---------- Selected excerpt
2. The application was considered by the Tribunal. It indicated on the 9th of June that it appeared as if an error had been made and proposed dealing with the reconsideration on its own initiative and on written submissions. No written submissions were received from the respondents' agent.

3. Further submissions were received by the Tribunal on 3rd June from the claimant's solicitors in relation to the issue of grossing up and they were copied to the respondent's agent.

4. The Tribunal having read the correspondence came to the view that there had clearly been an error made by the Tribunal in the calculation. They considered that the terms of Rule 70 were apt and that the Tribunal can on its own initiative reconsider any Judgment where it is necessary in the interests of justice to do so. In the Judgment of the Tribunal it is necessary to reconsider the Judgment otherwise a considerable injustice will be done to the claimant."

**The Respondent's Argument on Appeal**
  1. Ms Gibson, for the respondent, argued that the Tribunal had not been entitled to proceed under Rule 73 when there was a pending, albeit late, application under Rule 71. The Rules required the Tribunal to deal with the Rule 71 application including determining the issue of its being out of time. In [Practice Surgeries Limited Surrey Primary Care Trust v Srivatsa]() UKEAT/0212/15 the EAT made clear that an Employment Judge must give reasons for any decision to extend time. As in the absence of an extension on a late application there was no jurisdiction to hear it. What the Tribunal appeared to have done in this case was attempt to use the power in Rule 73 to excuse the claimant for a failure to make a timeous application. The issue of lateness required to be considered first. The issue of whether the claimant should be excused the consequences of a failure to make a timeous application ought then to have been considered. It could not be said that the Tribunal in this case had decided to reconsider the Judgment "on its own initiative". Reconsideration arose only because of the claimant's email of 17th May as is evident from the reasons in the Judgment appealed against. On any view, therefore, the email of 17th May raised the issue as opposed to the Tribunal doing that itself. Ms Gibson contended that Rule 73 does not operate independently from Rule 71. There is a distinction between the two separate ways of reconsidering a Judgment. The issue of loss was not one for the Tribunal acting on its own initiative.
--------------------
---------- Dataset rows
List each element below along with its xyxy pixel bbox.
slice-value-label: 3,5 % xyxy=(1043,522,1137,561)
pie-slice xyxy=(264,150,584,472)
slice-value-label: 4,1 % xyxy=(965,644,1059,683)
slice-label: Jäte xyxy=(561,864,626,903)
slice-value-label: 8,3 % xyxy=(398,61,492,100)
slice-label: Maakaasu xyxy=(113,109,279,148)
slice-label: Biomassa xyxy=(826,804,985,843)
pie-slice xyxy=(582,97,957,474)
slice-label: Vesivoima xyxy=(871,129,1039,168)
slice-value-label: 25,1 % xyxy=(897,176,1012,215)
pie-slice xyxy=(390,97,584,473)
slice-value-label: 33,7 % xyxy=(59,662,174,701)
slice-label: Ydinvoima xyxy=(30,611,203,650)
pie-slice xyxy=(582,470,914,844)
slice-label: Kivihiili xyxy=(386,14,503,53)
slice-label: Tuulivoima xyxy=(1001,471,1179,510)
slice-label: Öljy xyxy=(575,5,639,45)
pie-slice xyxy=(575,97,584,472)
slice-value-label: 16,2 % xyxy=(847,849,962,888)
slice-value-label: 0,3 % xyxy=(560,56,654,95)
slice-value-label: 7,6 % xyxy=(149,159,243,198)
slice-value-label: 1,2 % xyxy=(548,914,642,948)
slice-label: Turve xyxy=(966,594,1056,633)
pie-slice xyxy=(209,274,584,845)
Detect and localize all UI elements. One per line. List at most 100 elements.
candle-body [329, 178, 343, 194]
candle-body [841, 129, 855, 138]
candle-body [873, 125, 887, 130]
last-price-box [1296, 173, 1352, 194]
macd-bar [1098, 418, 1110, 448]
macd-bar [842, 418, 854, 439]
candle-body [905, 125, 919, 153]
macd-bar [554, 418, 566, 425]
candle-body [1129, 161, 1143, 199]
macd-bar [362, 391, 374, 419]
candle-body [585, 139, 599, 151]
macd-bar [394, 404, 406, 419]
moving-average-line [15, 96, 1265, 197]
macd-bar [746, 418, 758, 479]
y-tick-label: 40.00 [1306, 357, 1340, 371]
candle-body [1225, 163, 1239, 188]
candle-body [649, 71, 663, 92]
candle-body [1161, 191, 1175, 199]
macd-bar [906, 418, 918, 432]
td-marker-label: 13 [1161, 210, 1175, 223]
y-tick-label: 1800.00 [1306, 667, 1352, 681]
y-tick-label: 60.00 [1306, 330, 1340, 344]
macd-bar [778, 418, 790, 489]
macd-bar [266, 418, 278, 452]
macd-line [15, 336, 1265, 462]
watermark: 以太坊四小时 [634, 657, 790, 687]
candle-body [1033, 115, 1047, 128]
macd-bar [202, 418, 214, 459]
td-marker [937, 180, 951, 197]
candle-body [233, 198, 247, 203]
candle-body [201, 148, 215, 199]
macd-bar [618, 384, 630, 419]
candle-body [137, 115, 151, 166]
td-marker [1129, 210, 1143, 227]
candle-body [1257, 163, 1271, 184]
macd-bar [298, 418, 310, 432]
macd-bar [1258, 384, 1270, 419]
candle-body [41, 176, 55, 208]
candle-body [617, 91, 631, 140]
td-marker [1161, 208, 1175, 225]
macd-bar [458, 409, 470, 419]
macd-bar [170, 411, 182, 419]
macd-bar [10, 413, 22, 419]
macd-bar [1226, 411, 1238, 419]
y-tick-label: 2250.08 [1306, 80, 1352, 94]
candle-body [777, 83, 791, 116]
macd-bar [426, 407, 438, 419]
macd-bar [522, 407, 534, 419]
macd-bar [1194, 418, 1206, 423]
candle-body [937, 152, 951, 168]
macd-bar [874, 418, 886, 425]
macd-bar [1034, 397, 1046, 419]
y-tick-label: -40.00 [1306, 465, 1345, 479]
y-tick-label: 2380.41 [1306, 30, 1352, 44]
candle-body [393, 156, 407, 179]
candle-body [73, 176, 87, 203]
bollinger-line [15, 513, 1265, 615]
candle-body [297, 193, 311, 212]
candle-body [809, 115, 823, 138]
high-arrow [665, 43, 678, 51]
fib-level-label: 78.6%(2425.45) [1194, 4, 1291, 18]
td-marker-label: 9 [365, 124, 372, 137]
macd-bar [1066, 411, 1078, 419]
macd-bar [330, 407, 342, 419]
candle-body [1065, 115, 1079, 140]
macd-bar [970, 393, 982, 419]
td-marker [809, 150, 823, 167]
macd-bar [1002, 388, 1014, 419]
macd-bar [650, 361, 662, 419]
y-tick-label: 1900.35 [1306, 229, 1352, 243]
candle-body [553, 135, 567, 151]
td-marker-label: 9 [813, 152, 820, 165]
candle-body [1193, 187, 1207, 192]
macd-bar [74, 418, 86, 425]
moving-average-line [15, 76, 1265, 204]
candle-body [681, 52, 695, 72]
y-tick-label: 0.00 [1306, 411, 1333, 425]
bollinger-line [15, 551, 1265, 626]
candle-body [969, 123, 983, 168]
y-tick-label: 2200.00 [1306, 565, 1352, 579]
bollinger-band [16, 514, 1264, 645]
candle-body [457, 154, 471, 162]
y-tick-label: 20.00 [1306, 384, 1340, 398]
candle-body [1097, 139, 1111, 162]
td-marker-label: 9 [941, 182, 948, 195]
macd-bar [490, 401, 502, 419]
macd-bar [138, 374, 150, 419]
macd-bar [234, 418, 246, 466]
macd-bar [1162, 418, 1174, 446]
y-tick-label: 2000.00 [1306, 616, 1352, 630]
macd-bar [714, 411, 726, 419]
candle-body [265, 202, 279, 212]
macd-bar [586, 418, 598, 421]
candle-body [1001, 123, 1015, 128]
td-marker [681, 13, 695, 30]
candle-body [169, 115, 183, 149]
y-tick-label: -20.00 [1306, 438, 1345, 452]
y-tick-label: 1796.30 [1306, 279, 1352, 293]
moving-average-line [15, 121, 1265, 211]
--------------------
### What needs to be done
Rewrite the stretch of the passage on the tribunal's reconsideration from "2. The application" through "the respondent's agent.", changing "written submissions" to "written representations". The items that come after the passage are separate material.

### Exercise response
2. The application was considered by the Tribunal. It indicated on the 9th of June that it appeared as if an error had been made and proposed dealing with the reconsideration on its own initiative and on written representations. No written representations were received from the respondents' agent.

3. Further submissions were received by the Tribunal on 3rd June from the claimant's solicitors in relation to the issue of grossing up and they were copied to the respondent's agent.